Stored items
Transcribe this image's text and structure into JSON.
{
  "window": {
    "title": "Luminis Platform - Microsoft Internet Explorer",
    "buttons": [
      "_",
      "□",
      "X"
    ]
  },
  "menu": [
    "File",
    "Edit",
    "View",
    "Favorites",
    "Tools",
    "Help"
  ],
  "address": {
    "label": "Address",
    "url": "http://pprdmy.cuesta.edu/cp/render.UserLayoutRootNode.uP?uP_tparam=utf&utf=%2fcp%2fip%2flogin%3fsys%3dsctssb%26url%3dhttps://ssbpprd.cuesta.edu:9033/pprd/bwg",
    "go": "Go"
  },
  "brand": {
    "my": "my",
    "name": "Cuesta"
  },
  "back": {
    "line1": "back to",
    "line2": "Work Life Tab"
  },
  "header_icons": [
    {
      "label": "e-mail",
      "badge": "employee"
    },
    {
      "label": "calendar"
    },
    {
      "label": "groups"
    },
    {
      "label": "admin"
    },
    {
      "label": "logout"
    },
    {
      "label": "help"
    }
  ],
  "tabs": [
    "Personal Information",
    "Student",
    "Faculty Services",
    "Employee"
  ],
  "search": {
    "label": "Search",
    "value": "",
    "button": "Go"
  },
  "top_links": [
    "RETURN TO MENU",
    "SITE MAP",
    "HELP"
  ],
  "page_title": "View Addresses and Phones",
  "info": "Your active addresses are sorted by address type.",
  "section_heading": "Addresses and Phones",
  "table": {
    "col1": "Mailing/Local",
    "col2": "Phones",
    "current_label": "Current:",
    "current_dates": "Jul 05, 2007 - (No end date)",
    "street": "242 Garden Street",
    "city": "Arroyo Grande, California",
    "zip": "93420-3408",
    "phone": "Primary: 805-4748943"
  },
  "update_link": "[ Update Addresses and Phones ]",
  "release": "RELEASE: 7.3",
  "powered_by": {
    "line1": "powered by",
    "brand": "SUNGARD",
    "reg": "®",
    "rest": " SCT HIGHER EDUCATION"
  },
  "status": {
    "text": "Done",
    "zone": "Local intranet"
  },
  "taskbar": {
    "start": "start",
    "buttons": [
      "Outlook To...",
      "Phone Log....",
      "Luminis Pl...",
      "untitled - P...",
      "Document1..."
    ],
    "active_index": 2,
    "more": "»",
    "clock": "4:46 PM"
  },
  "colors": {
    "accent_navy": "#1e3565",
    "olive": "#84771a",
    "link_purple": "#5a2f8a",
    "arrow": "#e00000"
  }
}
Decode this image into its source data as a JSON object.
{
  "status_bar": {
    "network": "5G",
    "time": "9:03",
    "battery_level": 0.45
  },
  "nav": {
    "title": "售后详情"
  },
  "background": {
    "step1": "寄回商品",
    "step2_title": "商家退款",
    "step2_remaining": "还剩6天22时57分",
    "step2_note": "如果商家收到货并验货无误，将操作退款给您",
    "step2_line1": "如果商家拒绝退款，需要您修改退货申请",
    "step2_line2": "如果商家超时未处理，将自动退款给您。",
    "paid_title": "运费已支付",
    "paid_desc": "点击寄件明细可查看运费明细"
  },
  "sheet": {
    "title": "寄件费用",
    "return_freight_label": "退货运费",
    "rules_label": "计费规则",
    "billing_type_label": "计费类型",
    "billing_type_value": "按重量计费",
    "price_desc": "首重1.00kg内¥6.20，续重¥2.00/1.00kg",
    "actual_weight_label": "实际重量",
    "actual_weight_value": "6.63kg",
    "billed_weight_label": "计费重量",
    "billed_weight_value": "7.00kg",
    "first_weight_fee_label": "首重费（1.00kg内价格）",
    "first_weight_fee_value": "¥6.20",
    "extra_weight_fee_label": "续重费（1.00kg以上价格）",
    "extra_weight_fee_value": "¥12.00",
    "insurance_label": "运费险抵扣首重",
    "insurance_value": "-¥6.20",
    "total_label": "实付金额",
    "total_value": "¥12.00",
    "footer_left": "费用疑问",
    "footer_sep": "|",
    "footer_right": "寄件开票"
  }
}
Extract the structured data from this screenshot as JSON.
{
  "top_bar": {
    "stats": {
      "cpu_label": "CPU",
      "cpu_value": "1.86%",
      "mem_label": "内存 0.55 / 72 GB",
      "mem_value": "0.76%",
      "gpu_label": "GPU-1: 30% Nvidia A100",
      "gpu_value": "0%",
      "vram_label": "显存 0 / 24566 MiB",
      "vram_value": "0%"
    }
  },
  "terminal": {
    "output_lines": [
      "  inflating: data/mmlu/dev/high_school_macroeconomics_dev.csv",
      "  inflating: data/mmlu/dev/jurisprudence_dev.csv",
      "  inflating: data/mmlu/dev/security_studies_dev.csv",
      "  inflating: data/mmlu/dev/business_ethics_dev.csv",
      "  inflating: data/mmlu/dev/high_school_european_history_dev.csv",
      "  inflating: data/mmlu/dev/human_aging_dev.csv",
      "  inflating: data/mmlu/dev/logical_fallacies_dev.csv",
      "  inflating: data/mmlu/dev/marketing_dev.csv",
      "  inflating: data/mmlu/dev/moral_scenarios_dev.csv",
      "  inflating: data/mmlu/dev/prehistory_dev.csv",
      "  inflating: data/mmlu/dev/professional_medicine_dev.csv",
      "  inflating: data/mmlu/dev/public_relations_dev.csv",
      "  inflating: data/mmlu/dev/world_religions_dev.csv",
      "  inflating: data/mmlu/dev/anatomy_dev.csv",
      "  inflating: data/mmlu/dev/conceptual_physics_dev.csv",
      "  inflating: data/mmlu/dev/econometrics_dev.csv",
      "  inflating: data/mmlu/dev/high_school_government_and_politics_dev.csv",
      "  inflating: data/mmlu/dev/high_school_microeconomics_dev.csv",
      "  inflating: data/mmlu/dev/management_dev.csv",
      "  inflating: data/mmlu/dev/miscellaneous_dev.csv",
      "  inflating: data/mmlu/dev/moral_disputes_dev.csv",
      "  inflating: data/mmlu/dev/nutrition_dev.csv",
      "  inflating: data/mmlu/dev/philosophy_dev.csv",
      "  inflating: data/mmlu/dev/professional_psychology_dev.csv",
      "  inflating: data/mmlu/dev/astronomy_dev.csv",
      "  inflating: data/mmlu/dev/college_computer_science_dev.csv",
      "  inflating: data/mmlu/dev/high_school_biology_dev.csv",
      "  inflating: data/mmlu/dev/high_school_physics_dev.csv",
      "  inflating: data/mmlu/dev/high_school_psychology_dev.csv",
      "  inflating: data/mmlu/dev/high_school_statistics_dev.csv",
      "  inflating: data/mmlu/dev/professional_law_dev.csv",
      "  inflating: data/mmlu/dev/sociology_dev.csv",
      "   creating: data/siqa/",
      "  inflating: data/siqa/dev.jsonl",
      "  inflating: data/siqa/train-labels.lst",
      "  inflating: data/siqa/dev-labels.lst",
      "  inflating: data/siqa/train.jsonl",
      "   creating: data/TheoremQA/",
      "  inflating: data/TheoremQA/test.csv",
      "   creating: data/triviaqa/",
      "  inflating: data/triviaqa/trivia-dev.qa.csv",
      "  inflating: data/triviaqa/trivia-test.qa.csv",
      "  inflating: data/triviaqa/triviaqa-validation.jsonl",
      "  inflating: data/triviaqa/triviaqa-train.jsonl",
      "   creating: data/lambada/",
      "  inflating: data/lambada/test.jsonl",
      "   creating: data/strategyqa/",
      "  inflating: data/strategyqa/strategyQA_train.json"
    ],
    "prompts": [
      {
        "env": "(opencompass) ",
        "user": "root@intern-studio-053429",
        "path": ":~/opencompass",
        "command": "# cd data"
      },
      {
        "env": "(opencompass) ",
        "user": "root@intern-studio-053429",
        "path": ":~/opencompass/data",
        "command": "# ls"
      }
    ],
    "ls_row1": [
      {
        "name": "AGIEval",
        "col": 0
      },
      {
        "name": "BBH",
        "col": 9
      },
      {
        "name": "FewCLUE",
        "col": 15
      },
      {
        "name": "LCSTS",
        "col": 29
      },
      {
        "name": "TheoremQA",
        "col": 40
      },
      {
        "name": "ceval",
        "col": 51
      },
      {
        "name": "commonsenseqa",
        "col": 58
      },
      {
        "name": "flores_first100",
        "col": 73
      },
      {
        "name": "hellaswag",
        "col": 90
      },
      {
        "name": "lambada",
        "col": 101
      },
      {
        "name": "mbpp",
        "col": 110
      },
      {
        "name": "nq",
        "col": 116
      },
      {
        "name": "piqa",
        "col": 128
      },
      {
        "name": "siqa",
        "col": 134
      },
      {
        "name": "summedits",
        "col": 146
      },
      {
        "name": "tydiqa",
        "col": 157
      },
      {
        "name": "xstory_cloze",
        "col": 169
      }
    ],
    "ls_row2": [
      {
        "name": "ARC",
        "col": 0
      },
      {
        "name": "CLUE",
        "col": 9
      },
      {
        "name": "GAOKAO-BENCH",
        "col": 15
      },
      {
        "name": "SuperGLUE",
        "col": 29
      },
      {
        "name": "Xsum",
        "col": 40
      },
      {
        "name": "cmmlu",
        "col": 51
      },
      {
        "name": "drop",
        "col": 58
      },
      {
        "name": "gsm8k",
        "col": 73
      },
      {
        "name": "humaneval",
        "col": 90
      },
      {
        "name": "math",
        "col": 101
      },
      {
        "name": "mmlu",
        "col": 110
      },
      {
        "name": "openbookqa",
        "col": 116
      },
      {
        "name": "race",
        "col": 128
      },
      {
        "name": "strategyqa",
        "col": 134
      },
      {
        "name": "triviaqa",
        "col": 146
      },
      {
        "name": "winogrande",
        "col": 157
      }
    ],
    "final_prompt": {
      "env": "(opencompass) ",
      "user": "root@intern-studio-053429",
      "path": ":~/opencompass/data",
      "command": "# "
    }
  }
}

• **Task to complete**
Pull out and copy each line containing the string "strategyqa".

• **Exercise response**
      "   creating: data/strategyqa/",
      "  inflating: data/strategyqa/strategyQA_train.json"
        "name": "strategyqa",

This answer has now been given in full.